◆ **Exercise description**
Filter the entries, keeping every line with the word "Inserisci".

[begin Data records]

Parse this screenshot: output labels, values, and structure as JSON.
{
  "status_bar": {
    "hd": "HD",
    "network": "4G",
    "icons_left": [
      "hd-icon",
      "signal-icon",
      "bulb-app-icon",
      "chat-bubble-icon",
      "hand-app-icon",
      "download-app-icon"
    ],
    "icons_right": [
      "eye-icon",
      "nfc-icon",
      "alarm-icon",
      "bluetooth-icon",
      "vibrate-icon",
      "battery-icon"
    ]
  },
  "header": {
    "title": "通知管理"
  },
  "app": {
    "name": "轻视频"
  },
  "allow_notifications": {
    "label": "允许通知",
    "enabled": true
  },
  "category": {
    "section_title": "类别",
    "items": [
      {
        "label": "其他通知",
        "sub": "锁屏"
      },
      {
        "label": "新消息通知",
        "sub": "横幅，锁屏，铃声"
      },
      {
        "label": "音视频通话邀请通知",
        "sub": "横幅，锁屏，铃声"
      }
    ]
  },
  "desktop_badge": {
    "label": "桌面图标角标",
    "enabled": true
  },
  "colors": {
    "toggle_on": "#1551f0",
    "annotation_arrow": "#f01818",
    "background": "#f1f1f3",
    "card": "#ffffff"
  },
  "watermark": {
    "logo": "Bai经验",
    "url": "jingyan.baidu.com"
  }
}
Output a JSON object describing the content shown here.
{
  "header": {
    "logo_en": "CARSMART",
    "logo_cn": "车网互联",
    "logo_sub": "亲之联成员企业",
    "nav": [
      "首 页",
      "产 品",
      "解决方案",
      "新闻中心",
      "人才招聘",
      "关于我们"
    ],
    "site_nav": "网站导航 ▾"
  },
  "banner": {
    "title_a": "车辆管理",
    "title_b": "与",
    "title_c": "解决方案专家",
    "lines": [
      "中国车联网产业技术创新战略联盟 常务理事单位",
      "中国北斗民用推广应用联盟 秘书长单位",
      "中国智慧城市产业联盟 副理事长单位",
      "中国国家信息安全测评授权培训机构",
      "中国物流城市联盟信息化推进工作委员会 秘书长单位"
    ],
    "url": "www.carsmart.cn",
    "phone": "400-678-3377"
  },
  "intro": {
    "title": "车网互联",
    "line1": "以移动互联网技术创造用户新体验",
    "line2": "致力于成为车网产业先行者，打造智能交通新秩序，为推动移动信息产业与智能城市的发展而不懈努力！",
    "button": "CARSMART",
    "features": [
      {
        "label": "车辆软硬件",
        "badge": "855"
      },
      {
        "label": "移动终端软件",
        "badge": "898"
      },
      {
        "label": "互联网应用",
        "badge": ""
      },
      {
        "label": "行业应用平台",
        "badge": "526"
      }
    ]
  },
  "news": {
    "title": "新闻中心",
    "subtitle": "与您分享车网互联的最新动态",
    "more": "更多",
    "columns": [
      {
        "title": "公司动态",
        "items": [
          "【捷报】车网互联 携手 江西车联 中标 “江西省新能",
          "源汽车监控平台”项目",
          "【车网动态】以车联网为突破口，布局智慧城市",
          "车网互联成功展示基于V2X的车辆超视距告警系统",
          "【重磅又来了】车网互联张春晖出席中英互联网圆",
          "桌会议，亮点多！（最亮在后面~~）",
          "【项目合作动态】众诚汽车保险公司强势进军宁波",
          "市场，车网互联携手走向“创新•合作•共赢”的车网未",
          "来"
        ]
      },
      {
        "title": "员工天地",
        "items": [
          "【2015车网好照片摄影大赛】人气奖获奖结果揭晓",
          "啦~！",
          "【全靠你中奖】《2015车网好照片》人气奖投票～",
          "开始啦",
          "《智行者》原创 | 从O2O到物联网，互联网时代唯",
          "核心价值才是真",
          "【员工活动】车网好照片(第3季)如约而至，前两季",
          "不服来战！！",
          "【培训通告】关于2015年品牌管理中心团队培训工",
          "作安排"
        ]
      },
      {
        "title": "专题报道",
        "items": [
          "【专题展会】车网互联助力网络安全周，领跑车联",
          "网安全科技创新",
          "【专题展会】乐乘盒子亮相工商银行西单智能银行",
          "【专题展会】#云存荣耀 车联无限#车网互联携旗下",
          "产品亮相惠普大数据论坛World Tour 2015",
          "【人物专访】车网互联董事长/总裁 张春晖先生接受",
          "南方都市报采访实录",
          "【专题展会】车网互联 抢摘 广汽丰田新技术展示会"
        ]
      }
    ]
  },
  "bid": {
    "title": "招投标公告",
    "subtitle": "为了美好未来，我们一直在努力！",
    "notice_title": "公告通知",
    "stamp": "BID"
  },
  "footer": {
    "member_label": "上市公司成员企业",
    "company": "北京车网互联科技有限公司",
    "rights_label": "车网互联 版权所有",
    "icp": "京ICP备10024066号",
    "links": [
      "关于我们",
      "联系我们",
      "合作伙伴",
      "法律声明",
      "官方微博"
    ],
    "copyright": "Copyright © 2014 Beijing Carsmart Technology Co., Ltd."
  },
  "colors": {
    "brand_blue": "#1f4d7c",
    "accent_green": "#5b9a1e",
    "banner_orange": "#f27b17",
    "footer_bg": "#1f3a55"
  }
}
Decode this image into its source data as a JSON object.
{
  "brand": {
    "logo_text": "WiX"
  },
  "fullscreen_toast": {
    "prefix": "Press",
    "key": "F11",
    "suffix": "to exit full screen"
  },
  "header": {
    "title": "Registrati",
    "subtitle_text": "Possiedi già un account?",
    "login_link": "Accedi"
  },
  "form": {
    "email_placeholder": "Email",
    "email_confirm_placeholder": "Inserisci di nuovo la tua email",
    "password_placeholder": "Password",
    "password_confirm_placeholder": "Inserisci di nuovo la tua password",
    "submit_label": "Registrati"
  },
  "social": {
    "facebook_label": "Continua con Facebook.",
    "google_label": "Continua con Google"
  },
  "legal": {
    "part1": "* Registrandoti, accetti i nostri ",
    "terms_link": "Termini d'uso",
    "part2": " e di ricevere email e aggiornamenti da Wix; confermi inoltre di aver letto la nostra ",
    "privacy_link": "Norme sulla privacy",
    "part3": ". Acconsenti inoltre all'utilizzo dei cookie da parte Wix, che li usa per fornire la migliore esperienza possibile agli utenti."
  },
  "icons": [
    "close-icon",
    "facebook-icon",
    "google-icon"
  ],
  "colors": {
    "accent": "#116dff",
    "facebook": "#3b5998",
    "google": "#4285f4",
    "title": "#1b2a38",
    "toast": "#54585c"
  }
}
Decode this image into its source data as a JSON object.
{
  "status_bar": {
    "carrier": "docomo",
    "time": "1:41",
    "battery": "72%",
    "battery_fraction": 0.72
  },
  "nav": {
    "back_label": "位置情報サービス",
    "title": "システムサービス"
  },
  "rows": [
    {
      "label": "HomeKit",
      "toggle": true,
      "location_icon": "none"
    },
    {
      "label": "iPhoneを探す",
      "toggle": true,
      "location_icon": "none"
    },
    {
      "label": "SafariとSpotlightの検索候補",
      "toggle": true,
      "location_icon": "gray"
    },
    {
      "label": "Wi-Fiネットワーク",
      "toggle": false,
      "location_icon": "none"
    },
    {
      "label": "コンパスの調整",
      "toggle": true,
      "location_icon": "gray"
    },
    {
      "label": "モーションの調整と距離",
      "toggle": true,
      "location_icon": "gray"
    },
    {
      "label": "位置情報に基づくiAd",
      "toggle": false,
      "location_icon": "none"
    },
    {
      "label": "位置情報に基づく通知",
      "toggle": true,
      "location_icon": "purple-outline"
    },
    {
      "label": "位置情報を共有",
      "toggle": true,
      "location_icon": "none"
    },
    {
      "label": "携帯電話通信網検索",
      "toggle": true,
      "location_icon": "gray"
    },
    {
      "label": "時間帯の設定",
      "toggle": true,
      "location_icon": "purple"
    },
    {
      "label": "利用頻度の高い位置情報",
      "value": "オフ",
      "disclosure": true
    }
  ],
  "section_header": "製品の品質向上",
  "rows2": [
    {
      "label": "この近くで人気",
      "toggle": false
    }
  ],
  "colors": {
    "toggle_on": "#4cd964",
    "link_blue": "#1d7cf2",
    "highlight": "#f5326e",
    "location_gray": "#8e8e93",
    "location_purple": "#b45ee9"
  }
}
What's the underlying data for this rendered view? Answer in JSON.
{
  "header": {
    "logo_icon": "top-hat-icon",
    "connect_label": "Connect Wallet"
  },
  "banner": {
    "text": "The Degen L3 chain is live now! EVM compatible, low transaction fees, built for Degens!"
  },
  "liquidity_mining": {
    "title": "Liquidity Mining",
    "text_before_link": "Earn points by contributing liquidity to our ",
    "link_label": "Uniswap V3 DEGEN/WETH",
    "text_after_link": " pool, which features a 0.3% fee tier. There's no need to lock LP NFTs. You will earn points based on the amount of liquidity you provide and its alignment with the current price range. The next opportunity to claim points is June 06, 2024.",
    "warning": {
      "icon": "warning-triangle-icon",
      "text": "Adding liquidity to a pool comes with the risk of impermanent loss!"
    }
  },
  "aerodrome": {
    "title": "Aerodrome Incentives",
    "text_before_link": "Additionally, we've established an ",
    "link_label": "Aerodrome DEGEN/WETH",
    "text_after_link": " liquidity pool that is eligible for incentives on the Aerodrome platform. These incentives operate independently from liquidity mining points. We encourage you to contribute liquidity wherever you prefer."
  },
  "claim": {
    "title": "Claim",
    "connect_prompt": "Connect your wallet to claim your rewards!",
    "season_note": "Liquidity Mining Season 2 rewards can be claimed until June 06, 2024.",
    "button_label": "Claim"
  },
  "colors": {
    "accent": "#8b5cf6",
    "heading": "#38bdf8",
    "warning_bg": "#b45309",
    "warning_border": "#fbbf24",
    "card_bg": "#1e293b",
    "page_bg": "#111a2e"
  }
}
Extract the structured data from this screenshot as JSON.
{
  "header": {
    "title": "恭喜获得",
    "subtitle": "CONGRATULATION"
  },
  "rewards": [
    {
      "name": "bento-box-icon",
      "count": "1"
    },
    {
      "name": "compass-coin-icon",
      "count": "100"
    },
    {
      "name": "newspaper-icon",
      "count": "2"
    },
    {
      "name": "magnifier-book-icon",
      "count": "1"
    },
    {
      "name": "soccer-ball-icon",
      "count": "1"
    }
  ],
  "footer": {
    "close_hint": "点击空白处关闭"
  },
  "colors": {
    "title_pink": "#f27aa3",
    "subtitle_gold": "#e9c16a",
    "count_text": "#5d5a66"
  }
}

[end Data records]

◆ **Complete answer**
    "email_confirm_placeholder": "Inserisci di nuovo la tua email",
    "password_confirm_placeholder": "Inserisci di nuovo la tua password",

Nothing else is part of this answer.